Rows from a dataset
————

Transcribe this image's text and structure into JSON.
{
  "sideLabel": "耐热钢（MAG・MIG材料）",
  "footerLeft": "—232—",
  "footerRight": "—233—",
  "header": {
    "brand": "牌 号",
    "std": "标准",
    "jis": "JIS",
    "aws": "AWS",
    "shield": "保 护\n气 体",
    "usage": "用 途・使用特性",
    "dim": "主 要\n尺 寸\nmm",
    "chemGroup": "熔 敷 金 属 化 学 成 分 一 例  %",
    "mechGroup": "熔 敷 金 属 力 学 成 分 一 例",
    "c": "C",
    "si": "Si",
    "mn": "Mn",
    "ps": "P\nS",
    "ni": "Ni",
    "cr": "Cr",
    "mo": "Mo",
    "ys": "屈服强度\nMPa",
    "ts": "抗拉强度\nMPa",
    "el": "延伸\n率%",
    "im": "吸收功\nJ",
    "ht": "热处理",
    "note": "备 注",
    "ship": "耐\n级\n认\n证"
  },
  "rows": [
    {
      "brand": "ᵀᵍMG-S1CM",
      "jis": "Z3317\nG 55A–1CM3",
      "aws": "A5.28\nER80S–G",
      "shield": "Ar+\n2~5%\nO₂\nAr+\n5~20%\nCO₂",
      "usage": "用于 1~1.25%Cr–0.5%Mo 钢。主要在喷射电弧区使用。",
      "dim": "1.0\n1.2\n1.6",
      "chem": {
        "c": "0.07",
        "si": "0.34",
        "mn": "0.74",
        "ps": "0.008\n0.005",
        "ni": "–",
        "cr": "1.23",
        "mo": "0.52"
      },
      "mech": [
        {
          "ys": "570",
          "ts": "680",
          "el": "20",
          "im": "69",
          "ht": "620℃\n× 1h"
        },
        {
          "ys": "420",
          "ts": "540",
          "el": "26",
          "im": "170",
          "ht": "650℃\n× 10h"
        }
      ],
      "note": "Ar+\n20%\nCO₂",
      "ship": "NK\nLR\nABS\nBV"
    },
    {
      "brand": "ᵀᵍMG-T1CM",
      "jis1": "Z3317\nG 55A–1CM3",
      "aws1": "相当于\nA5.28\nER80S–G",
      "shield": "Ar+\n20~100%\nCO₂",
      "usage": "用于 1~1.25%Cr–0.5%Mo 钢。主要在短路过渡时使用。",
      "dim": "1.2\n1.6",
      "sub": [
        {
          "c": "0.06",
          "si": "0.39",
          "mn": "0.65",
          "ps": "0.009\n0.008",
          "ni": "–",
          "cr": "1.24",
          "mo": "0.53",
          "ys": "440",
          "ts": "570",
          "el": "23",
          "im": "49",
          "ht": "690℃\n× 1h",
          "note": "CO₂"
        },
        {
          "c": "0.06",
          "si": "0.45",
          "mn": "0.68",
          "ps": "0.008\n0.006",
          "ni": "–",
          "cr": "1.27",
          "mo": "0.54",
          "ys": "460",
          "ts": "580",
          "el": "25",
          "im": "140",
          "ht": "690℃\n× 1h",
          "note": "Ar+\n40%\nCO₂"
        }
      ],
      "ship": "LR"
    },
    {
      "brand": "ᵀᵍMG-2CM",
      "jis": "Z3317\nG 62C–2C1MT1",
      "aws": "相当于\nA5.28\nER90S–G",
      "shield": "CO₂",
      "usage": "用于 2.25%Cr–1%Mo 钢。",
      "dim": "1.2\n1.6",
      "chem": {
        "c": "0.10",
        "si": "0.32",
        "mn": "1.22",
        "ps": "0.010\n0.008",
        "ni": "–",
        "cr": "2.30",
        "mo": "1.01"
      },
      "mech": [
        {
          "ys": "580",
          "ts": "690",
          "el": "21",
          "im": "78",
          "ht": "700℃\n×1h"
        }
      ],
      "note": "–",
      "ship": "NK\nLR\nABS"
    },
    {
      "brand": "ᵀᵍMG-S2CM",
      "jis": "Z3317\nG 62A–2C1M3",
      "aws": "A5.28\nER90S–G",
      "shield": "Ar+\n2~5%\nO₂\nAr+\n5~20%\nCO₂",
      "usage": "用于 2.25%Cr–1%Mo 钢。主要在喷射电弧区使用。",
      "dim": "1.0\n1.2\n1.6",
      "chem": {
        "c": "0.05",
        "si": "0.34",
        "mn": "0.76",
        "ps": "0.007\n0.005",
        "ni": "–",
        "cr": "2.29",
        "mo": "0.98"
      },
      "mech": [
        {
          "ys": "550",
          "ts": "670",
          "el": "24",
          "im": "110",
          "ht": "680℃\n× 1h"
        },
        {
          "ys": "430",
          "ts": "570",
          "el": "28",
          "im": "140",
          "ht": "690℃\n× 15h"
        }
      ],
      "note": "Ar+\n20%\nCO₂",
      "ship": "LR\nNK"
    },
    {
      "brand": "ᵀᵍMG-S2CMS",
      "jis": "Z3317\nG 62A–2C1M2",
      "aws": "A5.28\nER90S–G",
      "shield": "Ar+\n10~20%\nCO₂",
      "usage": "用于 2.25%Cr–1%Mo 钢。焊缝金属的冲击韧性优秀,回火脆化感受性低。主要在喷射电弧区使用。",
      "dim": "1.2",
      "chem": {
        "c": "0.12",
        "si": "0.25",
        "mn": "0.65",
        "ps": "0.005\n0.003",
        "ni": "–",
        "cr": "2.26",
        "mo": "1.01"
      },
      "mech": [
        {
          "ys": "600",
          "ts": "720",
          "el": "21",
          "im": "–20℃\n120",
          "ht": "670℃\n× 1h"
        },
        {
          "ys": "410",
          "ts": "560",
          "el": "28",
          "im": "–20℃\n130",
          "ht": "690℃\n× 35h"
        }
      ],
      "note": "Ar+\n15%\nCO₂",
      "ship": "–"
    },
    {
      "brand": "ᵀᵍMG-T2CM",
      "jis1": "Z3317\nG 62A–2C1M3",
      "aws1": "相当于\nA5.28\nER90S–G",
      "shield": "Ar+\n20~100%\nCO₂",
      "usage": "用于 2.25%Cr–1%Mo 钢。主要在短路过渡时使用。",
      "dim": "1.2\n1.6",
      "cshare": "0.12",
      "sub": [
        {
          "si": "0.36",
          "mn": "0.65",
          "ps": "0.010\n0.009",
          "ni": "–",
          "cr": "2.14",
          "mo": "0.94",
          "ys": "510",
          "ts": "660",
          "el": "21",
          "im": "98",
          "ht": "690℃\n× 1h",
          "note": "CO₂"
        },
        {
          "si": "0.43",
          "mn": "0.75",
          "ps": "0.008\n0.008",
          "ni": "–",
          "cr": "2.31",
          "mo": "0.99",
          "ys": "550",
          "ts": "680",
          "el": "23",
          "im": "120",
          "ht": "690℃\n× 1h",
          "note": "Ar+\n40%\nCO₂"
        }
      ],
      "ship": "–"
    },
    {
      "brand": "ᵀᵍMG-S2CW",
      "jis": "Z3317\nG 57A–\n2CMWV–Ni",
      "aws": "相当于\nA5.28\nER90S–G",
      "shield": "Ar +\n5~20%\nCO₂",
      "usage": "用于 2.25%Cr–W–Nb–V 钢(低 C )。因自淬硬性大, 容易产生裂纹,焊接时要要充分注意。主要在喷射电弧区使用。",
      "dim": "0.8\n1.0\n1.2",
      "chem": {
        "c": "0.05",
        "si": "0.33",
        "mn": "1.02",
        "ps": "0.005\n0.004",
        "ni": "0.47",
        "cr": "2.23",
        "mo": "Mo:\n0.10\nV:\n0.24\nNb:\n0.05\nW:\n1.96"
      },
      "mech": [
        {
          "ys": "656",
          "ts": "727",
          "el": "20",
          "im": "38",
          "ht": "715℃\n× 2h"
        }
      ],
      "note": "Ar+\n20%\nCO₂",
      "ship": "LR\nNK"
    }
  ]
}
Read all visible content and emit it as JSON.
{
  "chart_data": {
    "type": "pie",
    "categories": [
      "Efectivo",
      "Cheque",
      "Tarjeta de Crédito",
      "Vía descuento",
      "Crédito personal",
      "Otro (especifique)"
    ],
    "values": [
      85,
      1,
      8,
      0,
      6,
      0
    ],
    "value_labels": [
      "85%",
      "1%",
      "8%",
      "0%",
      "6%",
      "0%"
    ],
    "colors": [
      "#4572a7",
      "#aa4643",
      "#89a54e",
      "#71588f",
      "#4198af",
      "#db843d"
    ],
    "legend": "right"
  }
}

————

● THE TASK: Go through the listing above and pull out each line containing the word "主要在喷射电弧区使用".

● OUTPUT FOR THIS EXERCISE:
      "usage": "用于 1~1.25%Cr–0.5%Mo 钢。主要在喷射电弧区使用。",
      "usage": "用于 2.25%Cr–1%Mo 钢。主要在喷射电弧区使用。",
      "usage": "用于 2.25%Cr–1%Mo 钢。焊缝金属的冲击韧性优秀,回火脆化感受性低。主要在喷射电弧区使用。",
      "usage": "用于 2.25%Cr–W–Nb–V 钢(低 C )。因自淬硬性大, 容易产生裂纹,焊接时要要充分注意。主要在喷射电弧区使用。",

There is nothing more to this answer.